- Activity -
Count the lines in the data below that include the word "gramática", then state the total and nothing besides.

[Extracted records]
----
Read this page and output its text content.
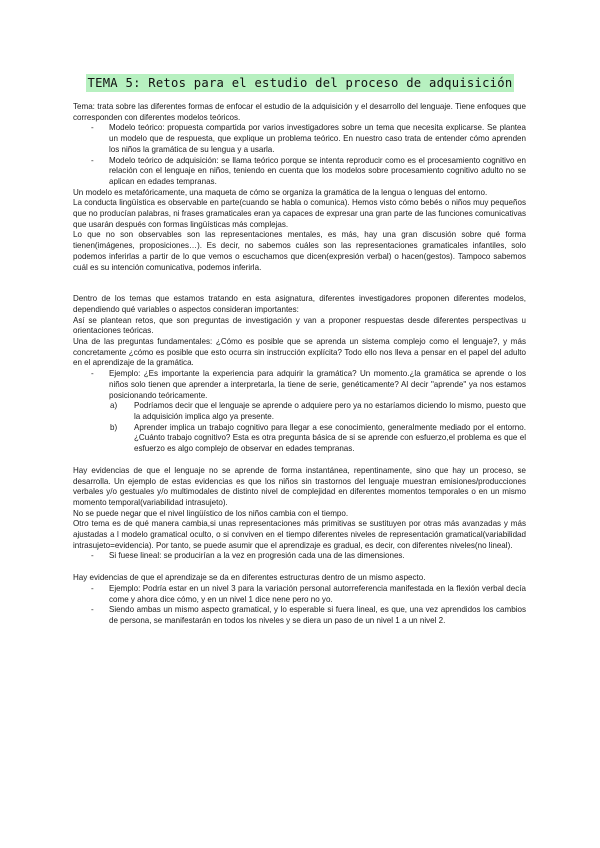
TEMA 5: Retos para el estudio del proceso de adquisición

Tema: trata sobre las diferentes formas de enfocar el estudio de la adquisición y el desarrollo del lenguaje. Tiene enfoques que corresponden con diferentes modelos teóricos.

- Modelo teórico: propuesta compartida por varios investigadores sobre un tema que necesita explicarse. Se plantea un modelo que de respuesta, que explique un problema teórico. En nuestro caso trata de entender cómo aprenden los niños la gramática de su lengua y a usarla.
- Modelo teórico de adquisición: se llama teórico porque se intenta reproducir como es el procesamiento cognitivo en relación con el lenguaje en niños, teniendo en cuenta que los modelos sobre procesamiento cognitivo adulto no se aplican en edades tempranas.

Un modelo es metafóricamente, una maqueta de cómo se organiza la gramática de la lengua o lenguas del entorno.

La conducta lingüística es observable en parte(cuando se habla o comunica). Hemos visto cómo bebés o niños muy pequeños que no producían palabras, ni frases gramaticales eran ya capaces de expresar una gran parte de las funciones comunicativas que usarán después con formas lingüísticas más complejas.

Lo que no son observables son las representaciones mentales, es más, hay una gran discusión sobre qué forma tienen(imágenes, proposiciones…). Es decir, no sabemos cuáles son las representaciones gramaticales infantiles, solo podemos inferirlas a partir de lo que vemos o escuchamos que dicen(expresión verbal) o hacen(gestos). Tampoco sabemos cuál es su intención comunicativa, podemos inferirla.

Dentro de los temas que estamos tratando en esta asignatura, diferentes investigadores proponen diferentes modelos, dependiendo qué variables o aspectos consideran importantes:

Así se plantean retos, que son preguntas de investigación y van a proponer respuestas desde diferentes perspectivas u orientaciones teóricas.

Una de las preguntas fundamentales: ¿Cómo es posible que se aprenda un sistema complejo como el lenguaje?, y más concretamente ¿cómo es posible que esto ocurra sin instrucción explícita? Todo ello nos lleva a pensar en el papel del adulto en el aprendizaje de la gramática.

- Ejemplo: ¿Es importante la experiencia para adquirir la gramática? Un momento.¿la gramática se aprende o los niños solo tienen que aprender a interpretarla, la tiene de serie, genéticamente? Al decir "aprende" ya nos estamos posicionando teóricamente.
a) Podríamos decir que el lenguaje se aprende o adquiere pero ya no estaríamos diciendo lo mismo, puesto que la adquisición implica algo ya presente.
b) Aprender implica un trabajo cognitivo para llegar a ese conocimiento, generalmente mediado por el entorno. ¿Cuánto trabajo cognitivo? Esta es otra pregunta básica de si se aprende con esfuerzo,el problema es que el esfuerzo es algo complejo de observar en edades tempranas.

Hay evidencias de que el lenguaje no se aprende de forma instantánea, repentinamente, sino que hay un proceso, se desarrolla. Un ejemplo de estas evidencias es que los niños sin trastornos del lenguaje muestran emisiones/producciones verbales y/o gestuales y/o multimodales de distinto nivel de complejidad en diferentes momentos temporales o en un mismo momento temporal(variabilidad intrasujeto).

No se puede negar que el nivel lingüístico de los niños cambia con el tiempo.

Otro tema es de qué manera cambia,si unas representaciones más primitivas se sustituyen por otras más avanzadas y más ajustadas a l modelo gramatical oculto, o si conviven en el tiempo diferentes niveles de representación gramatical(variabilidad intrasujeto=evidencia). Por tanto, se puede asumir que el aprendizaje es gradual, es decir, con diferentes niveles(no lineal).

- Si fuese lineal: se producirían a la vez en progresión cada una de las dimensiones.

Hay evidencias de que el aprendizaje se da en diferentes estructuras dentro de un mismo aspecto.

- Ejemplo: Podría estar en un nivel 3 para la variación personal autorreferencia manifestada en la flexión verbal decía come y ahora dice cómo, y en un nivel 1 dice nene pero no yo.
- Siendo ambas un mismo aspecto gramatical, y lo esperable si fuera lineal, es que, una vez aprendidos los cambios de persona, se manifestarán en todos los niveles y se diera un paso de un nivel 1 a un nivel 2.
----
- Exercise solution -
4